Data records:

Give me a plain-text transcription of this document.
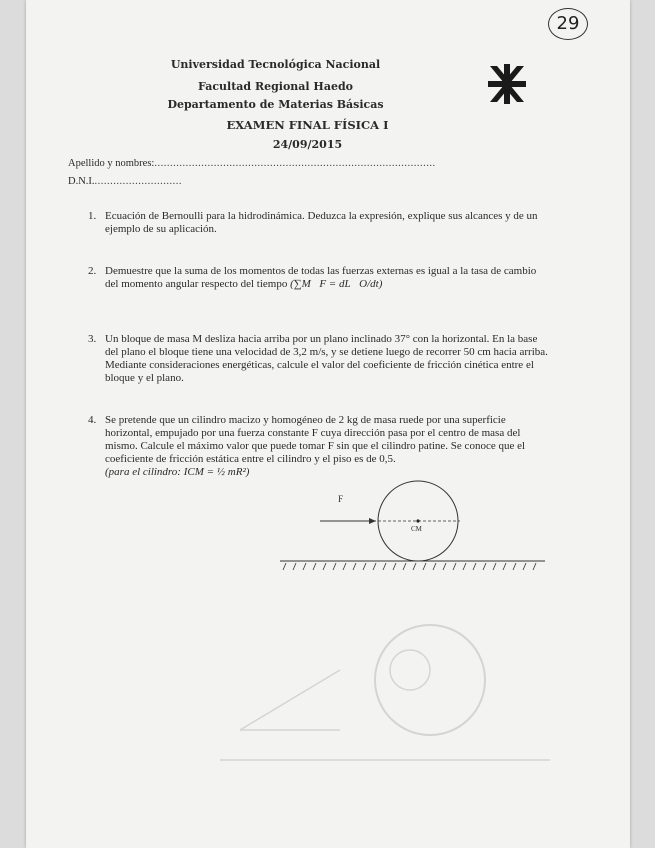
29
Universidad Tecnológica Nacional
Facultad Regional Haedo
Departamento de Materias Básicas
EXAMEN FINAL FÍSICA I
24/09/2015
Apellido y nombres:..........................................................................................
D.N.I.............................
1. Ecuación de Bernoulli para la hidrodinámica. Deduzca la expresión, explique sus alcances y de un ejemplo de su aplicación.
2. Demuestre que la suma de los momentos de todas las fuerzas externas es igual a la tasa de cambio del momento angular respecto del tiempo (∑M⃗F = dL⃗O/dt)
3. Un bloque de masa M desliza hacia arriba por un plano inclinado 37° con la horizontal. En la base del plano el bloque tiene una velocidad de 3,2 m/s, y se detiene luego de recorrer 50 cm hacia arriba. Mediante consideraciones energéticas, calcule el valor del coeficiente de fricción cinética entre el bloque y el plano.
4. Se pretende que un cilindro macizo y homogéneo de 2 kg de masa ruede por una superficie horizontal, empujado por una fuerza constante F cuya dirección pasa por el centro de masa del mismo. Calcule el máximo valor que puede tomar F sin que el cilindro patine. Se conoce que el coeficiente de fricción estática entre el cilindro y el piso es de 0,5.
(para el cilindro: ICM = ½ mR²)
F
CM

### [STATED PROBLEM]
Track down all lines above with the string "para" and copy them.

### [TASK SOLUTION]
1. Ecuación de Bernoulli para la hidrodinámica. Deduzca la expresión, explique sus alcances y de un ejemplo de su aplicación.
(para el cilindro: ICM = ½ mR²)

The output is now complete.